** start Provided data **

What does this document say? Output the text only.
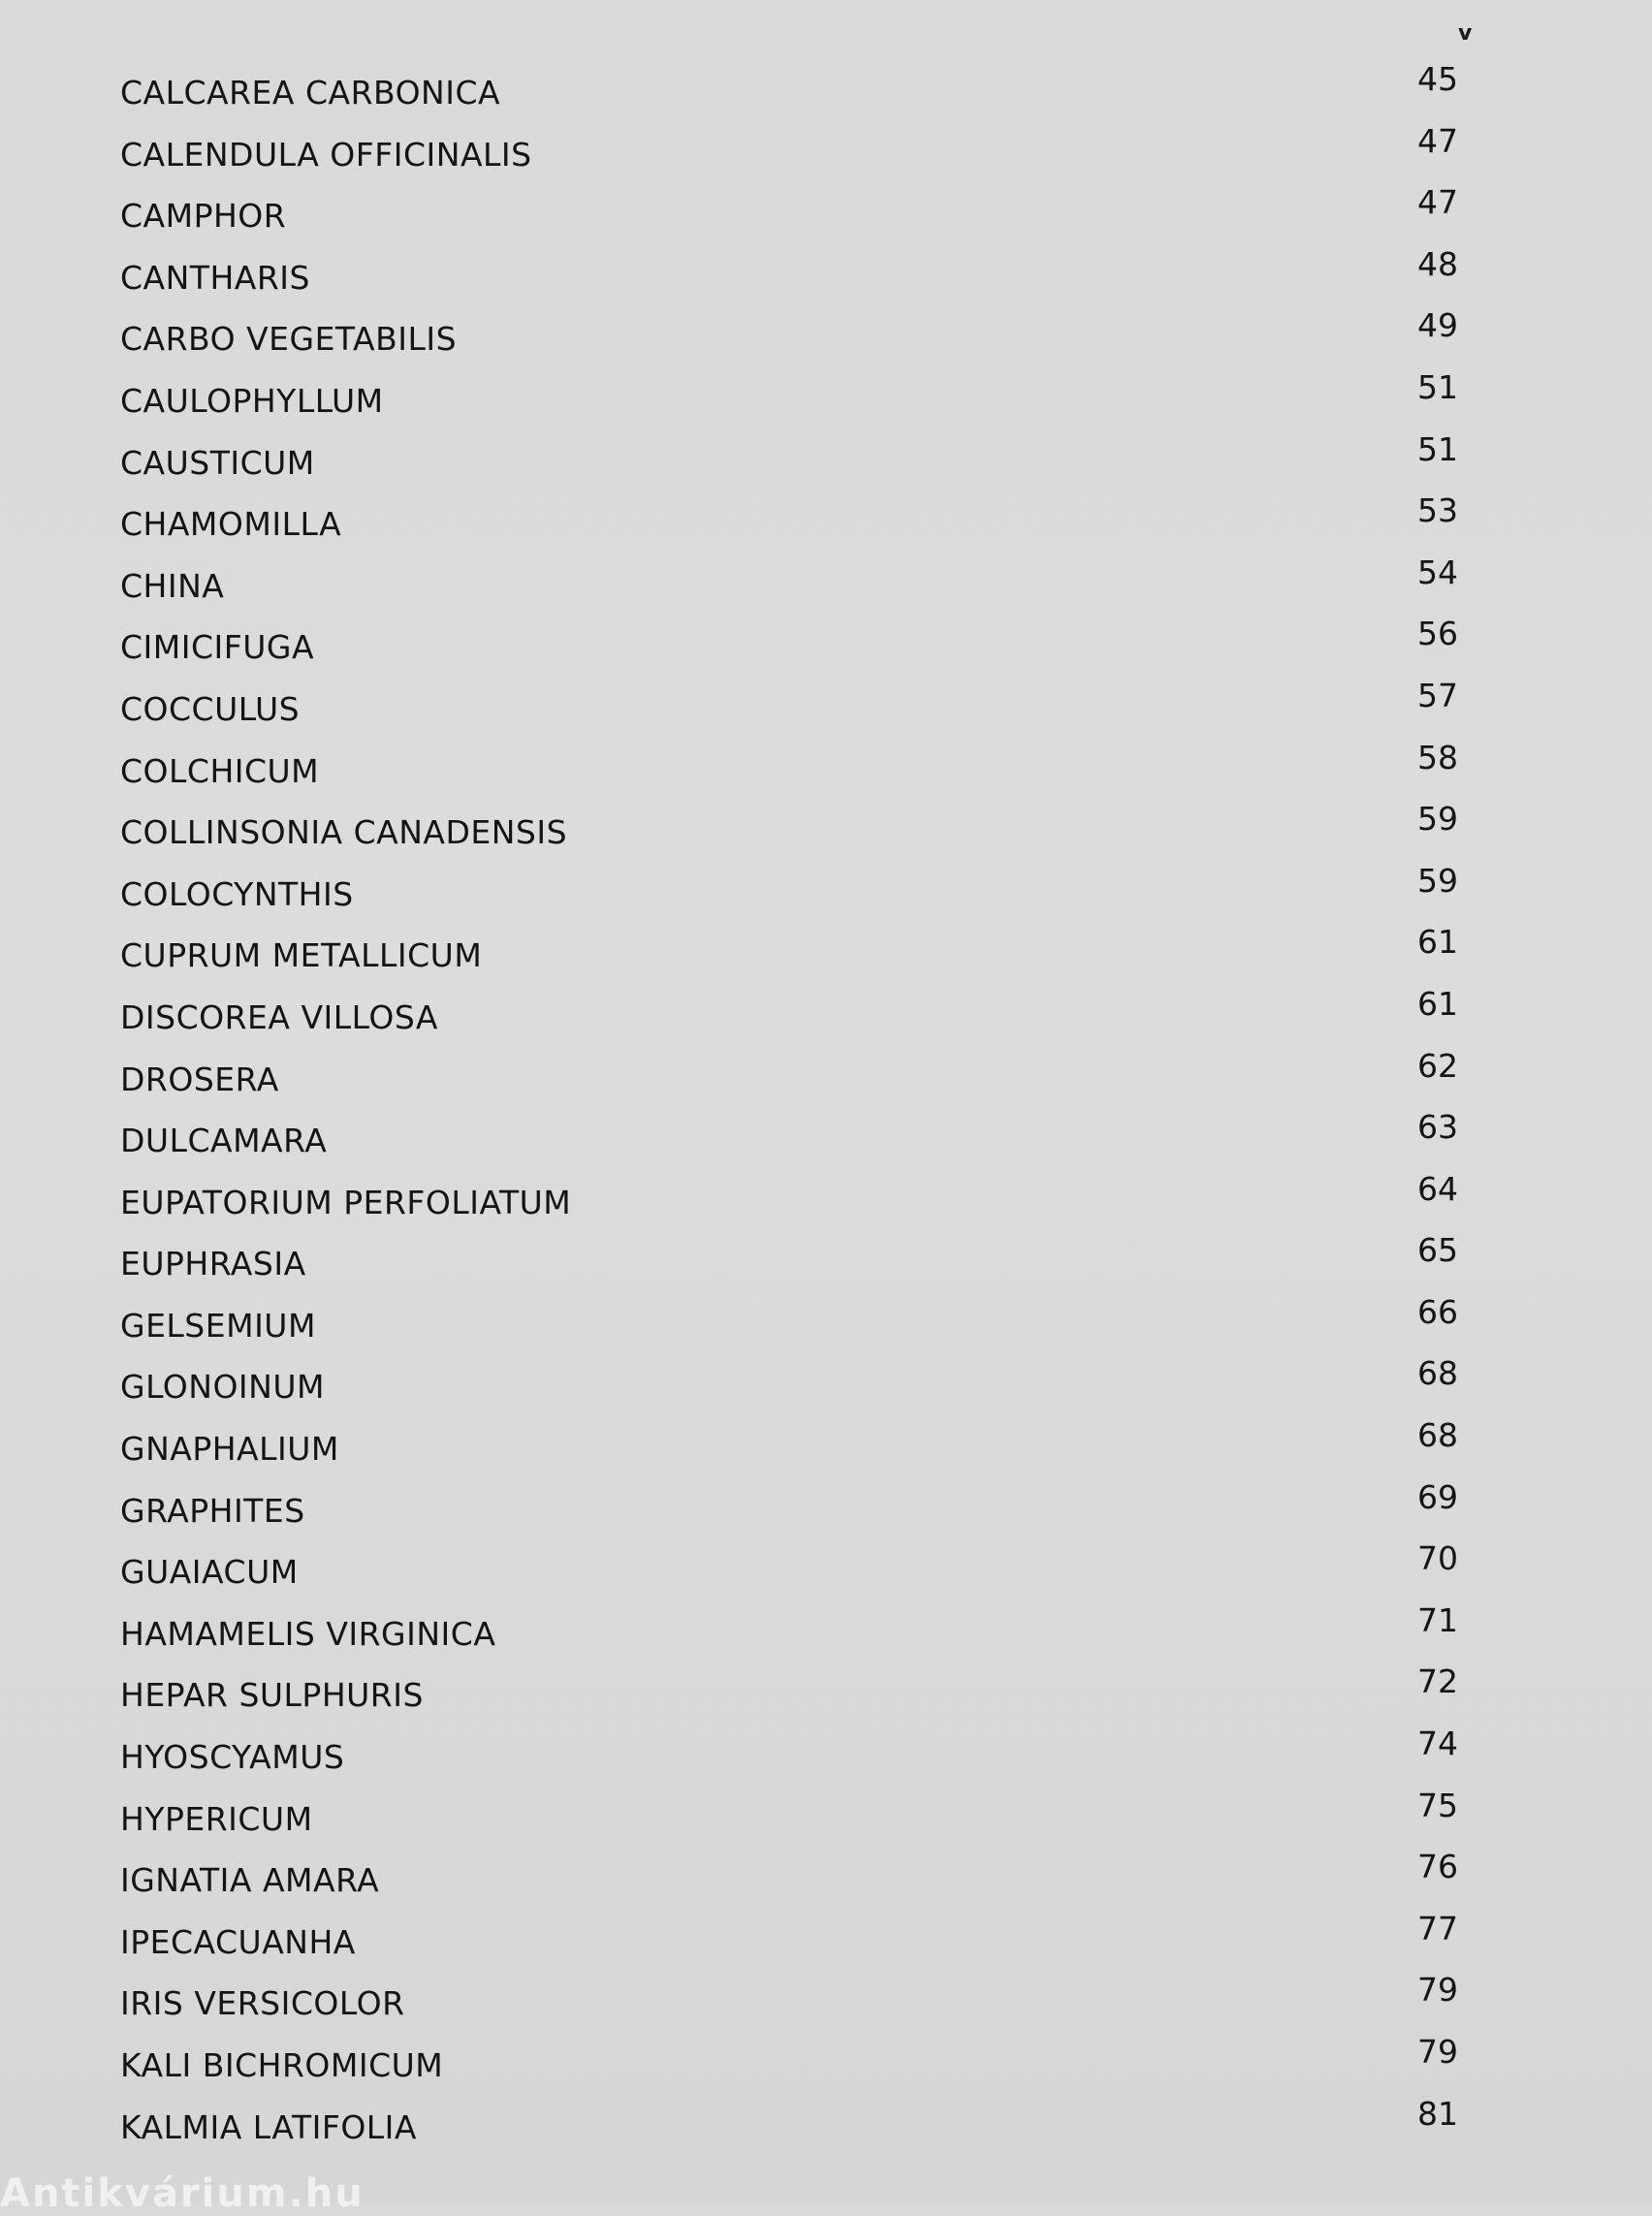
v
CALCAREA CARBONICA	45
CALENDULA OFFICINALIS	47
CAMPHOR	47
CANTHARIS	48
CARBO VEGETABILIS	49
CAULOPHYLLUM	51
CAUSTICUM	51
CHAMOMILLA	53
CHINA	54
CIMICIFUGA	56
COCCULUS	57
COLCHICUM	58
COLLINSONIA CANADENSIS	59
COLOCYNTHIS	59
CUPRUM METALLICUM	61
DISCOREA VILLOSA	61
DROSERA	62
DULCAMARA	63
EUPATORIUM PERFOLIATUM	64
EUPHRASIA	65
GELSEMIUM	66
GLONOINUM	68
GNAPHALIUM	68
GRAPHITES	69
GUAIACUM	70
HAMAMELIS VIRGINICA	71
HEPAR SULPHURIS	72
HYOSCYAMUS	74
HYPERICUM	75
IGNATIA AMARA	76
IPECACUANHA	77
IRIS VERSICOLOR	79
KALI BICHROMICUM	79
KALMIA LATIFOLIA	81
Antikvárium.hu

** end Provided data **

▶ _Written problem_
Images in the data above are to be skipped. Retype all other material exactly.

▶ _Finished task_
What does this document say? Output the text only.
v
CALCAREA CARBONICA	45
CALENDULA OFFICINALIS	47
CAMPHOR	47
CANTHARIS	48
CARBO VEGETABILIS	49
CAULOPHYLLUM	51
CAUSTICUM	51
CHAMOMILLA	53
CHINA	54
CIMICIFUGA	56
COCCULUS	57
COLCHICUM	58
COLLINSONIA CANADENSIS	59
COLOCYNTHIS	59
CUPRUM METALLICUM	61
DISCOREA VILLOSA	61
DROSERA	62
DULCAMARA	63
EUPATORIUM PERFOLIATUM	64
EUPHRASIA	65
GELSEMIUM	66
GLONOINUM	68
GNAPHALIUM	68
GRAPHITES	69
GUAIACUM	70
HAMAMELIS VIRGINICA	71
HEPAR SULPHURIS	72
HYOSCYAMUS	74
HYPERICUM	75
IGNATIA AMARA	76
IPECACUANHA	77
IRIS VERSICOLOR	79
KALI BICHROMICUM	79
KALMIA LATIFOLIA	81
Antikvárium.hu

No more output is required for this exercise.